OBJECTIVE => Exactly reproduce the entries, dropping any pictures from your copy.

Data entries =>
_ _ _ _

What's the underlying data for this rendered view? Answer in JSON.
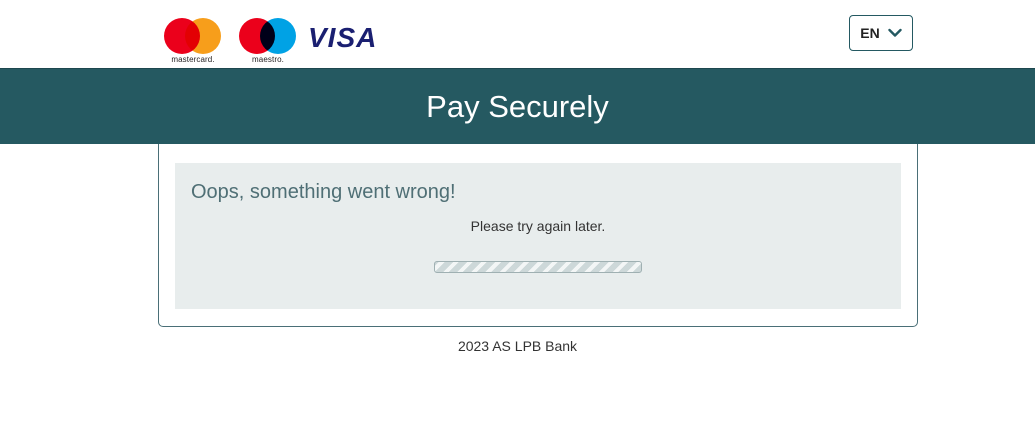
{
  "header": {
    "card_logos": [
      {
        "name": "mastercard",
        "caption": "mastercard.",
        "colors": [
          "#eb001b",
          "#f79e1b"
        ]
      },
      {
        "name": "maestro",
        "caption": "maestro.",
        "colors": [
          "#eb001b",
          "#00a2e5"
        ]
      },
      {
        "name": "visa",
        "text": "VISA",
        "color": "#1a1f71"
      }
    ],
    "language_selector": {
      "value": "EN",
      "icon": "chevron-down-icon"
    }
  },
  "banner": {
    "title": "Pay Securely",
    "background": "#255961"
  },
  "error": {
    "title": "Oops, something went wrong!",
    "message": "Please try again later.",
    "progress_indicator": "indeterminate-striped"
  },
  "footer": {
    "text": "2023 AS LPB Bank"
  }
}
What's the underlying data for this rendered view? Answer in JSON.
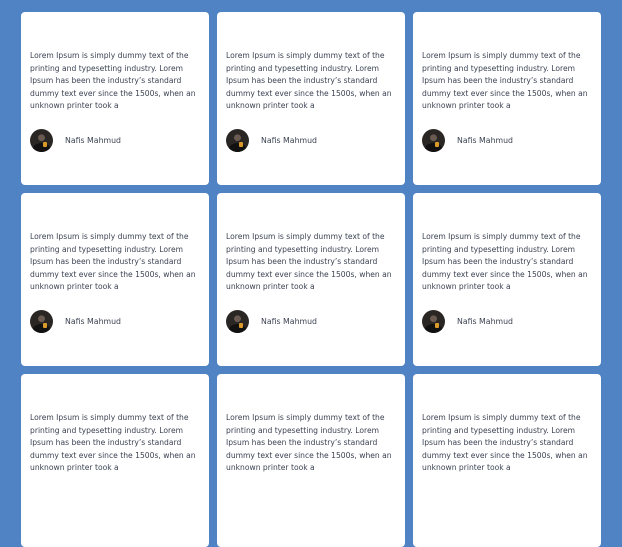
{
  "testimonials": [
    {
      "text": "Lorem Ipsum is simply dummy text of the printing and typesetting industry. Lorem Ipsum has been the industry’s standard dummy text ever since the 1500s, when an unknown printer took a",
      "author": "Nafis Mahmud"
    },
    {
      "text": "Lorem Ipsum is simply dummy text of the printing and typesetting industry. Lorem Ipsum has been the industry’s standard dummy text ever since the 1500s, when an unknown printer took a",
      "author": "Nafis Mahmud"
    },
    {
      "text": "Lorem Ipsum is simply dummy text of the printing and typesetting industry. Lorem Ipsum has been the industry’s standard dummy text ever since the 1500s, when an unknown printer took a",
      "author": "Nafis Mahmud"
    },
    {
      "text": "Lorem Ipsum is simply dummy text of the printing and typesetting industry. Lorem Ipsum has been the industry’s standard dummy text ever since the 1500s, when an unknown printer took a",
      "author": "Nafis Mahmud"
    },
    {
      "text": "Lorem Ipsum is simply dummy text of the printing and typesetting industry. Lorem Ipsum has been the industry’s standard dummy text ever since the 1500s, when an unknown printer took a",
      "author": "Nafis Mahmud"
    },
    {
      "text": "Lorem Ipsum is simply dummy text of the printing and typesetting industry. Lorem Ipsum has been the industry’s standard dummy text ever since the 1500s, when an unknown printer took a",
      "author": "Nafis Mahmud"
    },
    {
      "text": "Lorem Ipsum is simply dummy text of the printing and typesetting industry. Lorem Ipsum has been the industry’s standard dummy text ever since the 1500s, when an unknown printer took a",
      "author": ""
    },
    {
      "text": "Lorem Ipsum is simply dummy text of the printing and typesetting industry. Lorem Ipsum has been the industry’s standard dummy text ever since the 1500s, when an unknown printer took a",
      "author": ""
    },
    {
      "text": "Lorem Ipsum is simply dummy text of the printing and typesetting industry. Lorem Ipsum has been the industry’s standard dummy text ever since the 1500s, when an unknown printer took a",
      "author": ""
    }
  ],
  "colors": {
    "background": "#4f83c3",
    "card": "#ffffff",
    "text": "#3b4252"
  },
  "icons": {
    "avatar": "author-avatar"
  }
}
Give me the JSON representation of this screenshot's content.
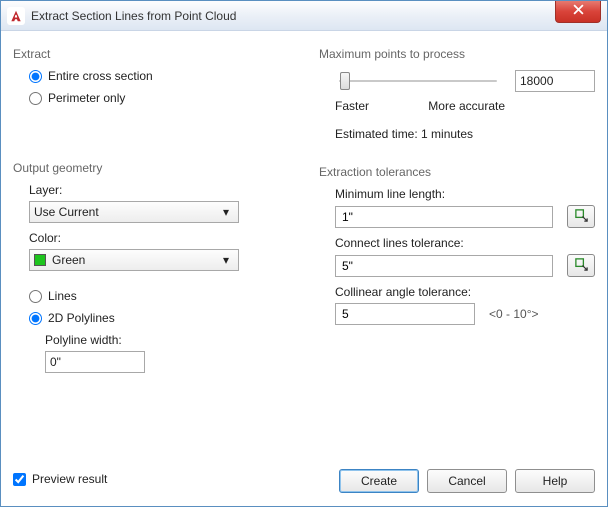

_ _ _ _

FULL SOLUTION =>
What's the underlying data for this rendered view? Answer in JSON.
{
  "header": {
    "card_logos": [
      {
        "name": "mastercard",
        "caption": "mastercard.",
        "colors": [
          "#eb001b",
          "#f79e1b"
        ]
      },
      {
        "name": "maestro",
        "caption": "maestro.",
        "colors": [
          "#eb001b",
          "#00a2e5"
        ]
      },
      {
        "name": "visa",
        "text": "VISA",
        "color": "#1a1f71"
      }
    ],
    "language_selector": {
      "value": "EN",
      "icon": "chevron-down-icon"
    }
  },
  "banner": {
    "title": "Pay Securely",
    "background": "#255961"
  },
  "error": {
    "title": "Oops, something went wrong!",
    "message": "Please try again later.",
    "progress_indicator": "indeterminate-striped"
  },
  "footer": {
    "text": "2023 AS LPB Bank"
  }
}
What's the underlying data for this rendered view? Answer in JSON.
{
  "testimonials": [
    {
      "text": "Lorem Ipsum is simply dummy text of the printing and typesetting industry. Lorem Ipsum has been the industry’s standard dummy text ever since the 1500s, when an unknown printer took a",
      "author": "Nafis Mahmud"
    },
    {
      "text": "Lorem Ipsum is simply dummy text of the printing and typesetting industry. Lorem Ipsum has been the industry’s standard dummy text ever since the 1500s, when an unknown printer took a",
      "author": "Nafis Mahmud"
    },
    {
      "text": "Lorem Ipsum is simply dummy text of the printing and typesetting industry. Lorem Ipsum has been the industry’s standard dummy text ever since the 1500s, when an unknown printer took a",
      "author": "Nafis Mahmud"
    },
    {
      "text": "Lorem Ipsum is simply dummy text of the printing and typesetting industry. Lorem Ipsum has been the industry’s standard dummy text ever since the 1500s, when an unknown printer took a",
      "author": "Nafis Mahmud"
    },
    {
      "text": "Lorem Ipsum is simply dummy text of the printing and typesetting industry. Lorem Ipsum has been the industry’s standard dummy text ever since the 1500s, when an unknown printer took a",
      "author": "Nafis Mahmud"
    },
    {
      "text": "Lorem Ipsum is simply dummy text of the printing and typesetting industry. Lorem Ipsum has been the industry’s standard dummy text ever since the 1500s, when an unknown printer took a",
      "author": "Nafis Mahmud"
    },
    {
      "text": "Lorem Ipsum is simply dummy text of the printing and typesetting industry. Lorem Ipsum has been the industry’s standard dummy text ever since the 1500s, when an unknown printer took a",
      "author": ""
    },
    {
      "text": "Lorem Ipsum is simply dummy text of the printing and typesetting industry. Lorem Ipsum has been the industry’s standard dummy text ever since the 1500s, when an unknown printer took a",
      "author": ""
    },
    {
      "text": "Lorem Ipsum is simply dummy text of the printing and typesetting industry. Lorem Ipsum has been the industry’s standard dummy text ever since the 1500s, when an unknown printer took a",
      "author": ""
    }
  ],
  "colors": {
    "background": "#4f83c3",
    "card": "#ffffff",
    "text": "#3b4252"
  },
  "icons": {
    "avatar": "author-avatar"
  }
}
Give me the JSON representation of this screenshot's content.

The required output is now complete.